### DATASET

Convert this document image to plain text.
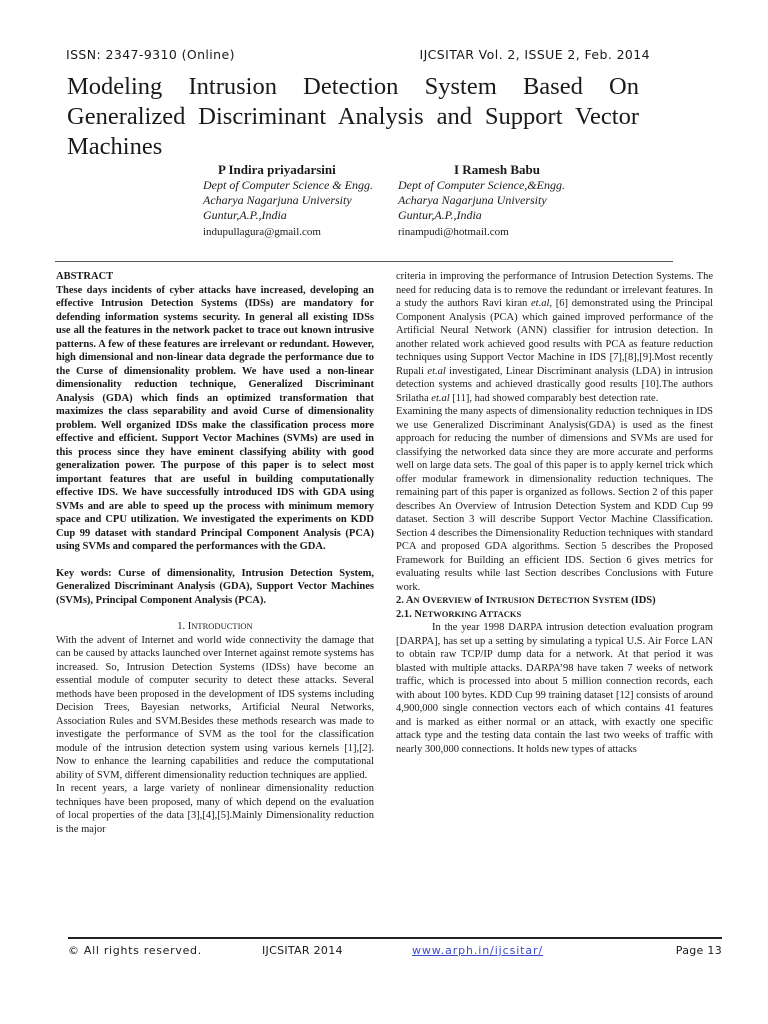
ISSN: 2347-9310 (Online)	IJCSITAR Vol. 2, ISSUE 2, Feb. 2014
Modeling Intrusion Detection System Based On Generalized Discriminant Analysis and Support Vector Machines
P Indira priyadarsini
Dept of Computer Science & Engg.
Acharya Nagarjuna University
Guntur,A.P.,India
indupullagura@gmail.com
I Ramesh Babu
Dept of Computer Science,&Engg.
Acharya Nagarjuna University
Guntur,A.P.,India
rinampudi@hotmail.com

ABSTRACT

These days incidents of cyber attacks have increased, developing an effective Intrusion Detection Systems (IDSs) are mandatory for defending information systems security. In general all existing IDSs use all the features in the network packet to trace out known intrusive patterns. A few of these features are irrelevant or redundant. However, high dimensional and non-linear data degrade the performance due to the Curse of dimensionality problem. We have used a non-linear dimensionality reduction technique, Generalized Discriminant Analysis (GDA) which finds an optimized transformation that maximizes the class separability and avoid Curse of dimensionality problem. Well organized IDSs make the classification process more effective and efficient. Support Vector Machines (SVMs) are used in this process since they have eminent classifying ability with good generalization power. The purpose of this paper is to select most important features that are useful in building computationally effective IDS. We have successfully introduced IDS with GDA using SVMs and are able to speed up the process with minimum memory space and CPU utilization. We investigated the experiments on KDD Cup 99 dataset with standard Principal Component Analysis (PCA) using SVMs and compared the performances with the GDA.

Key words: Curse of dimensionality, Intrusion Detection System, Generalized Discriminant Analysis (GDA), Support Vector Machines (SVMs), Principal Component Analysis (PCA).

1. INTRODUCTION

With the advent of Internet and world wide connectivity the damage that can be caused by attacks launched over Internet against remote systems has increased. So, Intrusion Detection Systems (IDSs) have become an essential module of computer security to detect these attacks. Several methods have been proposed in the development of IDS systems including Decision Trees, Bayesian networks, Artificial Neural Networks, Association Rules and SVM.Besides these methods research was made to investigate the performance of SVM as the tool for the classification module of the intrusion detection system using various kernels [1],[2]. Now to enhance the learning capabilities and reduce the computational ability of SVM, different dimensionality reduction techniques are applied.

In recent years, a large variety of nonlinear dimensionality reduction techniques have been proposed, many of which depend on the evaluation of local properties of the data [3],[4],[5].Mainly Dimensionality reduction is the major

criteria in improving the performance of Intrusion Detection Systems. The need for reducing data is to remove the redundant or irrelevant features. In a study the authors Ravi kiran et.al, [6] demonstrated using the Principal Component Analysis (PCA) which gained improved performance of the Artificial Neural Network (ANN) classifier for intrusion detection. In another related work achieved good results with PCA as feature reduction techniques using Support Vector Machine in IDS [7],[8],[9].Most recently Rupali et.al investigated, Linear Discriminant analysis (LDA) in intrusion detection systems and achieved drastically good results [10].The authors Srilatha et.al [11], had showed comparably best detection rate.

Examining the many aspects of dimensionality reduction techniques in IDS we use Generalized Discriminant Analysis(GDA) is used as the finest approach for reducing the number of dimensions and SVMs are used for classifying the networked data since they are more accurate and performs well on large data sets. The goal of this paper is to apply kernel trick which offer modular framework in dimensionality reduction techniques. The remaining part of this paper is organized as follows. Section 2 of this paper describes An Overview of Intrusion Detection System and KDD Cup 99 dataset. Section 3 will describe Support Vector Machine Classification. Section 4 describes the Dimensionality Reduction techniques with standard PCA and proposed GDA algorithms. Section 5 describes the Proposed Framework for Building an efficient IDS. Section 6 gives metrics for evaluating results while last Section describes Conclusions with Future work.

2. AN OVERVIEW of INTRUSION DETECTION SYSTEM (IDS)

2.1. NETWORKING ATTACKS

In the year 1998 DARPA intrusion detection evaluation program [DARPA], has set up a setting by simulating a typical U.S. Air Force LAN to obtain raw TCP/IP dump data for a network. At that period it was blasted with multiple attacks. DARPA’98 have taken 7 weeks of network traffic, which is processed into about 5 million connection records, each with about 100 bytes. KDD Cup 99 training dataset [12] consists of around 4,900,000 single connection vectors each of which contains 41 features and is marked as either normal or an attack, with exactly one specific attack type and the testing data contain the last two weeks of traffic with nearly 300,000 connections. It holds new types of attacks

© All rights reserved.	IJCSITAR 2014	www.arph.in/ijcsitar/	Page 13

--

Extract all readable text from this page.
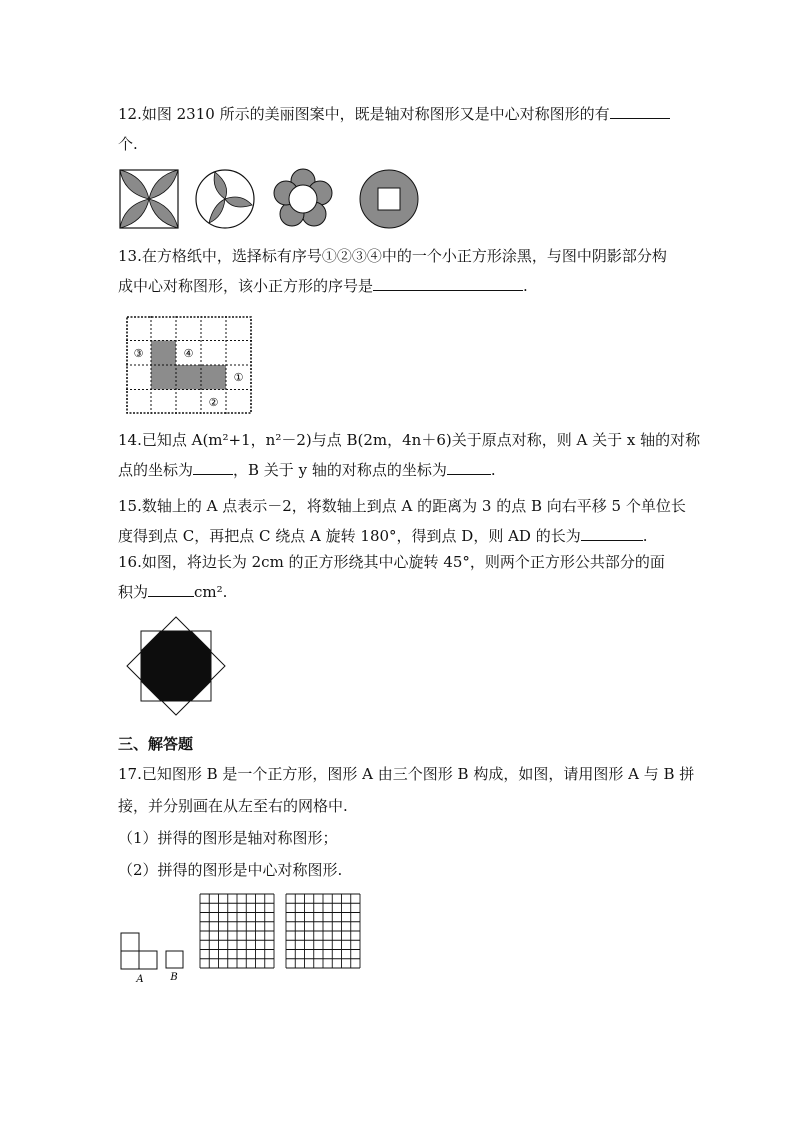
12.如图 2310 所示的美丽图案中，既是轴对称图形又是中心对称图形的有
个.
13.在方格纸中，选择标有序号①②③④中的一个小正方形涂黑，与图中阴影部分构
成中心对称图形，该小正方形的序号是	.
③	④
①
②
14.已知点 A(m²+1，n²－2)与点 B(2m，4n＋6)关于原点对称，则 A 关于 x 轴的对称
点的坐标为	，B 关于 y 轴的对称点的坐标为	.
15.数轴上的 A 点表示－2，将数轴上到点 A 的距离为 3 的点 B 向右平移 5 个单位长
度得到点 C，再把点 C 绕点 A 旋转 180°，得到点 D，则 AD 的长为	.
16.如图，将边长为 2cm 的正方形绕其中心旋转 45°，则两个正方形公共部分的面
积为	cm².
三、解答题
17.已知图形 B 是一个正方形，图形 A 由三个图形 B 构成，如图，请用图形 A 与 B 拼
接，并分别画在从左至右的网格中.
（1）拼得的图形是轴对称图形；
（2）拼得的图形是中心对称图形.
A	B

### WHAT TO PRODUCE
Extract all lines that hold the word "large".

### WORKED SOLUTION
In recent years, a large variety of nonlinear dimensionality reduction techniques have been proposed, many of which depend on the evaluation of local properties of the data [3],[4],[5].Mainly Dimensionality reduction is the major
Examining the many aspects of dimensionality reduction techniques in IDS we use Generalized Discriminant Analysis(GDA) is used as the finest approach for reducing the number of dimensions and SVMs are used for classifying the networked data since they are more accurate and performs well on large data sets. The goal of this paper is to apply kernel trick which offer modular framework in dimensionality reduction techniques. The remaining part of this paper is organized as follows. Section 2 of this paper describes An Overview of Intrusion Detection System and KDD Cup 99 dataset. Section 3 will describe Support Vector Machine Classification. Section 4 describes the Dimensionality Reduction techniques with standard PCA and proposed GDA algorithms. Section 5 describes the Proposed Framework for Building an efficient IDS. Section 6 gives metrics for evaluating results while last Section describes Conclusions with Future work.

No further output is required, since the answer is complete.